--- begin Available data ---
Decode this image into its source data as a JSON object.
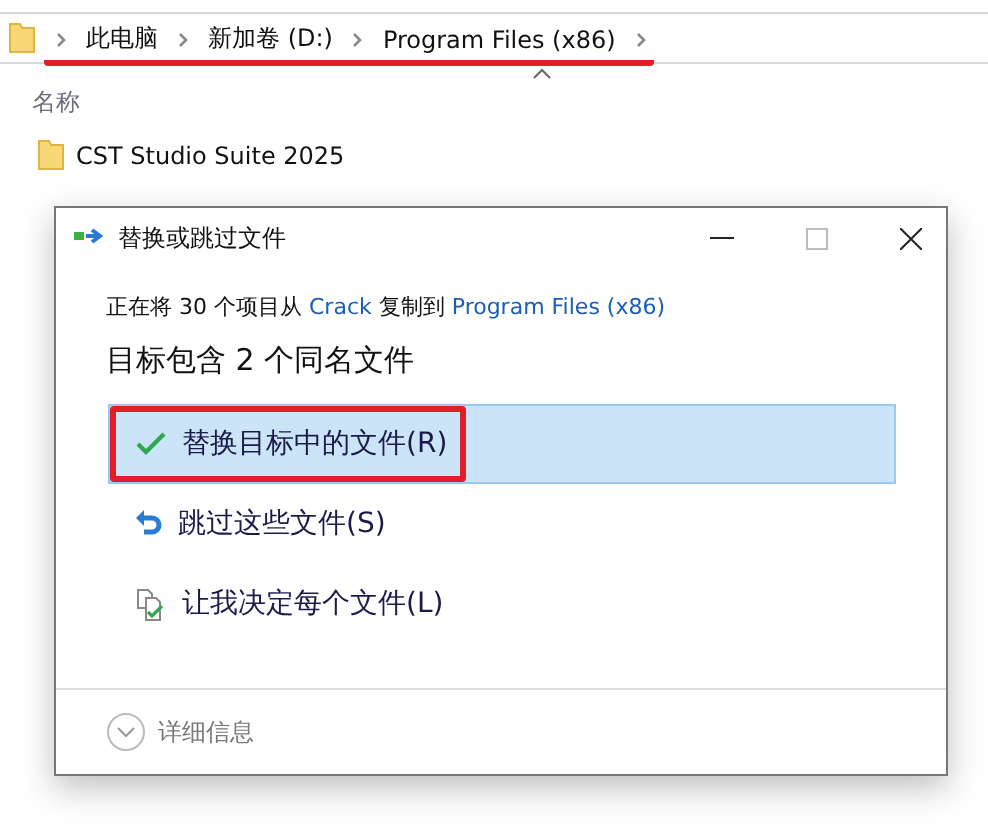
{
  "address_bar": {
    "breadcrumbs": [
      "此电脑",
      "新加卷 (D:)",
      "Program Files (x86)"
    ],
    "underlined": true
  },
  "file_list": {
    "column": "名称",
    "items": [
      {
        "name": "CST Studio Suite 2025"
      }
    ]
  },
  "dialog": {
    "title": "替换或跳过文件",
    "message_parts": [
      {
        "text": "正在将 30 个项目从 ",
        "link": false
      },
      {
        "text": "Crack",
        "link": true
      },
      {
        "text": " 复制到 ",
        "link": false
      },
      {
        "text": "Program Files (x86)",
        "link": true
      }
    ],
    "heading": "目标包含 2 个同名文件",
    "options": [
      {
        "kind": "replace",
        "label": "替换目标中的文件(R)",
        "selected": true,
        "highlighted": true
      },
      {
        "kind": "skip",
        "label": "跳过这些文件(S)",
        "selected": false,
        "highlighted": false
      },
      {
        "kind": "decide",
        "label": "让我决定每个文件(L)",
        "selected": false,
        "highlighted": false
      }
    ],
    "details": "详细信息"
  }
}
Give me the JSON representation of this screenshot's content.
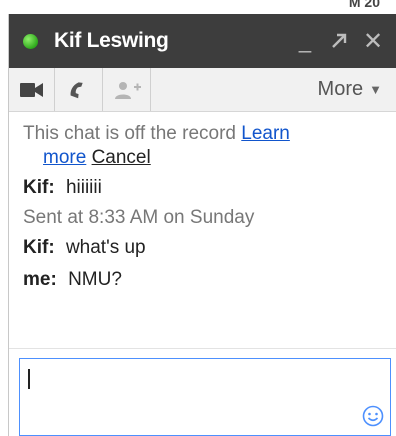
{
  "window": {
    "title": "Kif Leswing",
    "status": "online",
    "status_color": "#3cb72a"
  },
  "titlebar": {
    "minimize_label": "_",
    "popout_icon": "arrow-out-icon",
    "close_label": "✕"
  },
  "toolbar": {
    "video_icon": "video-camera-icon",
    "call_icon": "phone-icon",
    "add_person_icon": "add-person-icon",
    "more_label": "More",
    "more_arrow": "▼"
  },
  "notice": {
    "text": "This chat is off the record",
    "learn_more_1": "Learn",
    "learn_more_2": "more",
    "cancel": "Cancel"
  },
  "messages": [
    {
      "sender": "Kif:",
      "text": "hiiiiii"
    },
    {
      "sender": "Kif:",
      "text": "what's up"
    },
    {
      "sender": "me:",
      "text": "NMU?"
    }
  ],
  "timestamp": "Sent at 8:33 AM on Sunday",
  "composer": {
    "value": "",
    "emoji_icon": "smiley-icon"
  }
}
--- end Available data ---
▸ What the task asks
Each record above is to be restated exactly, with its pictures removed from the copy.

▸ Full output
Decode this image into its source data as a JSON object.
{
  "address_bar": {
    "breadcrumbs": [
      "此电脑",
      "新加卷 (D:)",
      "Program Files (x86)"
    ],
    "underlined": true
  },
  "file_list": {
    "column": "名称",
    "items": [
      {
        "name": "CST Studio Suite 2025"
      }
    ]
  },
  "dialog": {
    "title": "替换或跳过文件",
    "message_parts": [
      {
        "text": "正在将 30 个项目从 ",
        "link": false
      },
      {
        "text": "Crack",
        "link": true
      },
      {
        "text": " 复制到 ",
        "link": false
      },
      {
        "text": "Program Files (x86)",
        "link": true
      }
    ],
    "heading": "目标包含 2 个同名文件",
    "options": [
      {
        "kind": "replace",
        "label": "替换目标中的文件(R)",
        "selected": true,
        "highlighted": true
      },
      {
        "kind": "skip",
        "label": "跳过这些文件(S)",
        "selected": false,
        "highlighted": false
      },
      {
        "kind": "decide",
        "label": "让我决定每个文件(L)",
        "selected": false,
        "highlighted": false
      }
    ],
    "details": "详细信息"
  }
}
Give me the JSON representation of this screenshot's content.
{
  "window": {
    "title": "Kif Leswing",
    "status": "online",
    "status_color": "#3cb72a"
  },
  "titlebar": {
    "minimize_label": "_",
    "popout_icon": "arrow-out-icon",
    "close_label": "✕"
  },
  "toolbar": {
    "video_icon": "video-camera-icon",
    "call_icon": "phone-icon",
    "add_person_icon": "add-person-icon",
    "more_label": "More",
    "more_arrow": "▼"
  },
  "notice": {
    "text": "This chat is off the record",
    "learn_more_1": "Learn",
    "learn_more_2": "more",
    "cancel": "Cancel"
  },
  "messages": [
    {
      "sender": "Kif:",
      "text": "hiiiiii"
    },
    {
      "sender": "Kif:",
      "text": "what's up"
    },
    {
      "sender": "me:",
      "text": "NMU?"
    }
  ],
  "timestamp": "Sent at 8:33 AM on Sunday",
  "composer": {
    "value": "",
    "emoji_icon": "smiley-icon"
  }
}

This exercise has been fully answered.